▸ What to work on
Go through the entries below and copy each line containing the word "text".

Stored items

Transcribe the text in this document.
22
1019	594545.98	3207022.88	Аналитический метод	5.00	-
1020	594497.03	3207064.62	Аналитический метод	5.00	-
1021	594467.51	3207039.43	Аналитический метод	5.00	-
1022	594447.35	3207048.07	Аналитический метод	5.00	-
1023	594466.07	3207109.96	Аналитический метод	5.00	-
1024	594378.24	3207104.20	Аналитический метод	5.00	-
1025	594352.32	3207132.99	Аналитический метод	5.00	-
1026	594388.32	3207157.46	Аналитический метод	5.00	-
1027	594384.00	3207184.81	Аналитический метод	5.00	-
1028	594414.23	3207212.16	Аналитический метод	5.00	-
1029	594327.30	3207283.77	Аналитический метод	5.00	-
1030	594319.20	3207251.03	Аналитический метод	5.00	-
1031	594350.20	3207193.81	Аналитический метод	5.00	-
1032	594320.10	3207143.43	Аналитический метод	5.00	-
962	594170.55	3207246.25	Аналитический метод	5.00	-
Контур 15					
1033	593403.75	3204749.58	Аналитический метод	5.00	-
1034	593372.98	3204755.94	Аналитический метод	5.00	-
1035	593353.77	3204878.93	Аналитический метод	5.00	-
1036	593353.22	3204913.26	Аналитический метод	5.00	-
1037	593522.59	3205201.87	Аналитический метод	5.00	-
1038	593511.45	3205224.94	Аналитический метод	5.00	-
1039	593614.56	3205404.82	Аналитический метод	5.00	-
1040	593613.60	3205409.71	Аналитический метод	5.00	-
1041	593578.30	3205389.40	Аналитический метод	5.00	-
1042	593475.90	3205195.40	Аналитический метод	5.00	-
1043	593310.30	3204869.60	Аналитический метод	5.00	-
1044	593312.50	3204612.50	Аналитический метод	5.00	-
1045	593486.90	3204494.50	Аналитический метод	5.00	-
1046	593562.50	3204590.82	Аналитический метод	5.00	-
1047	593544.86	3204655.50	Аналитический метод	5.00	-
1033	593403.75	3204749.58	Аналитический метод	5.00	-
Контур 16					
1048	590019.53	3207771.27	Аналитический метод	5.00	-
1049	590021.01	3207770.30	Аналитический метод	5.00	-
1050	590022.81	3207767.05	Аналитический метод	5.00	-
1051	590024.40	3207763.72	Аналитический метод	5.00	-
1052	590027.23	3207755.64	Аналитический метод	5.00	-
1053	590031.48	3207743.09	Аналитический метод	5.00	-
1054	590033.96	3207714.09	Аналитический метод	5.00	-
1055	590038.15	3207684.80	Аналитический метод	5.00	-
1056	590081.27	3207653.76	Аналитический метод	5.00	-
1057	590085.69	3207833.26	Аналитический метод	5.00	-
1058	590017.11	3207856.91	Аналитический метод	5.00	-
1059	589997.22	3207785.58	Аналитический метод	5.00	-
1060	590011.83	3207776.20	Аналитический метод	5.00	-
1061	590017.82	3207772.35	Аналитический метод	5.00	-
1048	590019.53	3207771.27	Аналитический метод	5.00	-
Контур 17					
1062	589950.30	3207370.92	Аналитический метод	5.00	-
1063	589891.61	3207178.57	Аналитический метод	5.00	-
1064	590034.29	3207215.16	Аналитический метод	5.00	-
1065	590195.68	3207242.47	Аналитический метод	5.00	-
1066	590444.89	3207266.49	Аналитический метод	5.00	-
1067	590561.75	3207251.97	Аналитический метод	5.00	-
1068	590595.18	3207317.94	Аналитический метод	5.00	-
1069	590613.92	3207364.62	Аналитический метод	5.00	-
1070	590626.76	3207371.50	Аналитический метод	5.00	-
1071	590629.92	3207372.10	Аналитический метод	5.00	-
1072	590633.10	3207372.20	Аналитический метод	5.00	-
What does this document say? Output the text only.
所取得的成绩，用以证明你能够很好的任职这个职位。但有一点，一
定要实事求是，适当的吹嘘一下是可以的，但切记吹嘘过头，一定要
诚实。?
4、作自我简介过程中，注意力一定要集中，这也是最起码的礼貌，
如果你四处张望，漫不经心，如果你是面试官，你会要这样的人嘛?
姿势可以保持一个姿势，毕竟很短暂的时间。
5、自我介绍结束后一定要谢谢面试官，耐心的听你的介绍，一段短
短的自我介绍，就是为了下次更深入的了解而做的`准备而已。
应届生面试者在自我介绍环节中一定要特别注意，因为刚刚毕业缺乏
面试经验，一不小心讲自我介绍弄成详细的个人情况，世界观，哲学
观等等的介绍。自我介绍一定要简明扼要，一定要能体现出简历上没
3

▸ The solution
Transcribe the text in this document.
What does this document say? Output the text only.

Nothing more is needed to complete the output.